*STATED PROBLEM A*: Translate this sentence from the graphene oxide characterization passage into Spanish: "The I_D/I_G ratio of graphite is very small (0.05)."
*STATED PROBLEM B*: Name every characterization method listed in the figure caption of the graphene oxide characterization passage.

*TEXT SEGMENT*:
"""
Fig. 3 (a) FTIR, (b) Raman spectra (c) XRD and (d) TGA of GO and GCTBN.

The Raman spectra of graphite, graphite oxide and GCTBN are shown in Fig. 3(b). Graphite is usually characterized by two main features, the G band at 1593 cm⁻¹ resulting from first order scattering of the in plane vibration of E_2g photon of sp² carbon atoms of graphitic lattice and the D band at 1375 cm⁻¹ arising from a breathing mode of κ-point photons of A_1g symmetry.²² Quantification of the intensity ratio of the D band to G band (i.e., I_D/I_G) reveals the extent of defects created by the chemical treatment. The I_D/I_G ratio of graphite is very small (0.05). After the oxidation, the two bands broaden and shift to high frequency accompanied by an increased I_D/I_G value (2.12), indicating the distortion of the bonds and destruction of symmetry due to the reduction in size of the in plane sp² domains caused by the extensive oxidation. However, the G peak of the GCTBN shifts from 1601 to near 1596 cm⁻¹, getting close to that of natural graphite (1593 cm⁻¹) implying restoration of the graphitic sp² network.²⁵ Compared to the as-produced GO, GCTBN sheets show slight increase in the I_D/I_G values (from 2.12 to 2.34), which further confirms the formation of covalent bonds between the GO and the CTBN molecules.

Fig. 3(c) represents the XRD pattern of graphite, GO and GCTBN. Graphite show a characteristic diffraction peak at 26.5° representing the (002) reflection peak corresponding to an interlayer distance of 0.34 nm.²⁶ After the oxidation of graphite, GO shows a diffraction peak at lower diffraction angle at 11.63° degree indicating the increase of interlayer spacing due to presence of oxygen functional group at the surfaces and edges as a result of vigorous oxidation process. Or in other words (002) reflection peak disappeared indicating that the graphene sheets are disordered. XRD pattern of GCTBN shows a weak and broad peak from 11–30 centered at 20.5° indicating the disappearance of the long-term ordering graphitic structure and the crystalline organization of sheets were affected by the presence of rubber.
"""
Layout element entries
"""
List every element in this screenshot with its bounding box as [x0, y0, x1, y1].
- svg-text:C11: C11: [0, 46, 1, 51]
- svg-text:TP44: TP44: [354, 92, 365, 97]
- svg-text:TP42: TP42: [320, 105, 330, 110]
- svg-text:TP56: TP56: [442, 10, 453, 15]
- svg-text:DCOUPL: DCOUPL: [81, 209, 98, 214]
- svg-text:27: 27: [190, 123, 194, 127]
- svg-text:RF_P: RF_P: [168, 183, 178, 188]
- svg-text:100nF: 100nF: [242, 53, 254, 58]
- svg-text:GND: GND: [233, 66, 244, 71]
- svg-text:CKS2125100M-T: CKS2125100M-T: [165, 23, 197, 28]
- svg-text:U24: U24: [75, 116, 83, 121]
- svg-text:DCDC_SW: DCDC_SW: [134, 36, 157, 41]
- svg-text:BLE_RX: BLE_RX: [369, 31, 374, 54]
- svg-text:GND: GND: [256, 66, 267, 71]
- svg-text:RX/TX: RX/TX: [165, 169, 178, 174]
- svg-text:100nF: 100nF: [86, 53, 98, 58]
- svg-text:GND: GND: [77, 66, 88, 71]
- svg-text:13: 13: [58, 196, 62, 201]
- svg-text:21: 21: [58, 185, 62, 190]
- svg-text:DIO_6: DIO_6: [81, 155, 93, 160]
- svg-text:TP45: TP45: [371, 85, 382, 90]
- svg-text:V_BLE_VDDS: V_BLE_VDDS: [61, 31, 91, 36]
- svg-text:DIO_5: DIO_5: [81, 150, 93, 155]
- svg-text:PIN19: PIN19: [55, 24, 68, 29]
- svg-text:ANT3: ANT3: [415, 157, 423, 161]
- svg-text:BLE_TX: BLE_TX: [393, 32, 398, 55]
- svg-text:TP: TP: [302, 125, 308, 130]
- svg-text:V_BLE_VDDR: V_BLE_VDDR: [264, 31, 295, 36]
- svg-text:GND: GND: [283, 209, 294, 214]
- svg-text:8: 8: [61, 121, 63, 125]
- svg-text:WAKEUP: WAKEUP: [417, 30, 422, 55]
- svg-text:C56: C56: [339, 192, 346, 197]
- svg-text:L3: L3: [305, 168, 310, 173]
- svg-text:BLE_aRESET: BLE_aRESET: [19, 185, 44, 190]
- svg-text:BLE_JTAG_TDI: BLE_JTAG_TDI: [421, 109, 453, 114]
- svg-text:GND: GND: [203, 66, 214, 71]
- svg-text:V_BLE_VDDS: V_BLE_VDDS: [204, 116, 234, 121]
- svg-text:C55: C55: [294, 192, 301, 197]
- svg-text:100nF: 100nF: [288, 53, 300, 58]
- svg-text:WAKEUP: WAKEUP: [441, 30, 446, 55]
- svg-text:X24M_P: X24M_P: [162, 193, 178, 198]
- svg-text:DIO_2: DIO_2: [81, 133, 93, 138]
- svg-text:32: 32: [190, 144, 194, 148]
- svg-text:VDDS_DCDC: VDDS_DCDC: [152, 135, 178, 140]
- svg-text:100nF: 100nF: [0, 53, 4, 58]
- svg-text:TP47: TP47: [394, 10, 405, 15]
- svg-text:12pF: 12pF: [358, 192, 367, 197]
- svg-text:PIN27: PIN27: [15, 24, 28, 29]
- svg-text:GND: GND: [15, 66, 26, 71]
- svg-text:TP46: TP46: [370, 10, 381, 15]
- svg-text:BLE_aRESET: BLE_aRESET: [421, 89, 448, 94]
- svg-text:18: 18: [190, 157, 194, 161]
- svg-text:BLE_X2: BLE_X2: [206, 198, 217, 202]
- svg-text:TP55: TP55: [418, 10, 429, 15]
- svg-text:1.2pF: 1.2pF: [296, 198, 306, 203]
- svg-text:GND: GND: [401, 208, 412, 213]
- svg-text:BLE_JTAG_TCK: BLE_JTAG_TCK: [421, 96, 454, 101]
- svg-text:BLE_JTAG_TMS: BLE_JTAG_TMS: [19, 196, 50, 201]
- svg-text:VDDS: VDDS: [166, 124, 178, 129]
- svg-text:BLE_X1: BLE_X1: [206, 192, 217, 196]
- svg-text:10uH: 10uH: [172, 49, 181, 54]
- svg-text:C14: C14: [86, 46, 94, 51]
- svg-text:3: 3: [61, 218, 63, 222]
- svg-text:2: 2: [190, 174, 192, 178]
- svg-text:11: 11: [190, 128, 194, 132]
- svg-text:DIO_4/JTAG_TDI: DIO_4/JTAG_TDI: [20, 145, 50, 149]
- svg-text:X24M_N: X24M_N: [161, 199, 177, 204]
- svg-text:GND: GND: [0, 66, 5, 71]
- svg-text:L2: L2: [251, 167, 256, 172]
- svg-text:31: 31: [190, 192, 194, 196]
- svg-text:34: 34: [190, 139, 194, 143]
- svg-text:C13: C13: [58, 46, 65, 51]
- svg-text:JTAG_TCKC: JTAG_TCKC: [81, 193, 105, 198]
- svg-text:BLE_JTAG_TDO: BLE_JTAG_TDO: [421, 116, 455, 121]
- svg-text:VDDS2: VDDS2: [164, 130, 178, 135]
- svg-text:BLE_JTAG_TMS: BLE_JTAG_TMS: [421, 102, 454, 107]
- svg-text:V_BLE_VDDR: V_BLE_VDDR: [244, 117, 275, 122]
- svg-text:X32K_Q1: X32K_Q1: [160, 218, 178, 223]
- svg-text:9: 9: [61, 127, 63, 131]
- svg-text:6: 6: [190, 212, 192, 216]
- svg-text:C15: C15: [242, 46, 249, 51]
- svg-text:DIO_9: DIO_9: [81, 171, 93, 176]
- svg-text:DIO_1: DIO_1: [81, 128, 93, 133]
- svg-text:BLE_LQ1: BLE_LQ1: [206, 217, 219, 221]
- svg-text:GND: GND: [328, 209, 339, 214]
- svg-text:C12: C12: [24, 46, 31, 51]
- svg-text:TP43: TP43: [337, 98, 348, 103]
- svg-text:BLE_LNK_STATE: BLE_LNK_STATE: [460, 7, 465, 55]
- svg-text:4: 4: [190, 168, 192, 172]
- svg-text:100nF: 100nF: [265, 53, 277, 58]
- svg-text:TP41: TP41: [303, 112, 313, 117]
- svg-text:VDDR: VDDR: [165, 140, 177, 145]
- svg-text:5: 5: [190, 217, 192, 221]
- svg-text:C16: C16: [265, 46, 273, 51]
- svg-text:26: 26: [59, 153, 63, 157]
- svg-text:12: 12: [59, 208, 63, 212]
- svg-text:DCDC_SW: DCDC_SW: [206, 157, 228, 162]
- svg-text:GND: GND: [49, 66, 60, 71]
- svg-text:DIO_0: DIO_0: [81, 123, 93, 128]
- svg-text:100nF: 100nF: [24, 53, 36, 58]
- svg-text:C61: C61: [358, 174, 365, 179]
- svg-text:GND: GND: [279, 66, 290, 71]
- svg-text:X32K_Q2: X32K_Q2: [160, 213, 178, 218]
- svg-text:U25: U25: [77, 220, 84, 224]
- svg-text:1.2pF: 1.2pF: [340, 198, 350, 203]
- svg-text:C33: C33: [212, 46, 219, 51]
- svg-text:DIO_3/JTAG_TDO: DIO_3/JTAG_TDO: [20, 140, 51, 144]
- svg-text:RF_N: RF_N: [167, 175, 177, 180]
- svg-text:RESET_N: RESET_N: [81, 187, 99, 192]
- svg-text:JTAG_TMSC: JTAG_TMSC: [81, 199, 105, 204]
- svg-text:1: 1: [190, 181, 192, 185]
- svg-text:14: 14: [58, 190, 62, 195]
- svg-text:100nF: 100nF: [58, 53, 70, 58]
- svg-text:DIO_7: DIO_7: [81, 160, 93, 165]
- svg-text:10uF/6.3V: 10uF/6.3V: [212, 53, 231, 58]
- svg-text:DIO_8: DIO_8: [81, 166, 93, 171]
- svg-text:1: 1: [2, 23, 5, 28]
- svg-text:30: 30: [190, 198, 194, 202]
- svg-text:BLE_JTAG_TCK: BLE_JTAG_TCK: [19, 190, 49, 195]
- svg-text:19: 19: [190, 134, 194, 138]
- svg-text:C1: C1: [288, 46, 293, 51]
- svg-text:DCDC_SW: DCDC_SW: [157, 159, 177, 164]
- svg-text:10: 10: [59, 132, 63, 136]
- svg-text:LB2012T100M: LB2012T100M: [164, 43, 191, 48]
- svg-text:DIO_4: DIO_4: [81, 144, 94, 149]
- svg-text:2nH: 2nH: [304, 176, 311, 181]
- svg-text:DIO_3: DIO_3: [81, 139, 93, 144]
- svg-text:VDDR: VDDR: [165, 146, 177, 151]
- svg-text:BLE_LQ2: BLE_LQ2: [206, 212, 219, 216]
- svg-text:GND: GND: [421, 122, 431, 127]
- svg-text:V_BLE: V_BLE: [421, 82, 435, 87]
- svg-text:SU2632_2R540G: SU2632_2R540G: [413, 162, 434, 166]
"""
*TASK ANSWER A*: La relación I_D/I_G del grafito es muy pequeña (0,05).

*TASK ANSWER B*: FTIR, Raman spectra, XRD, TGA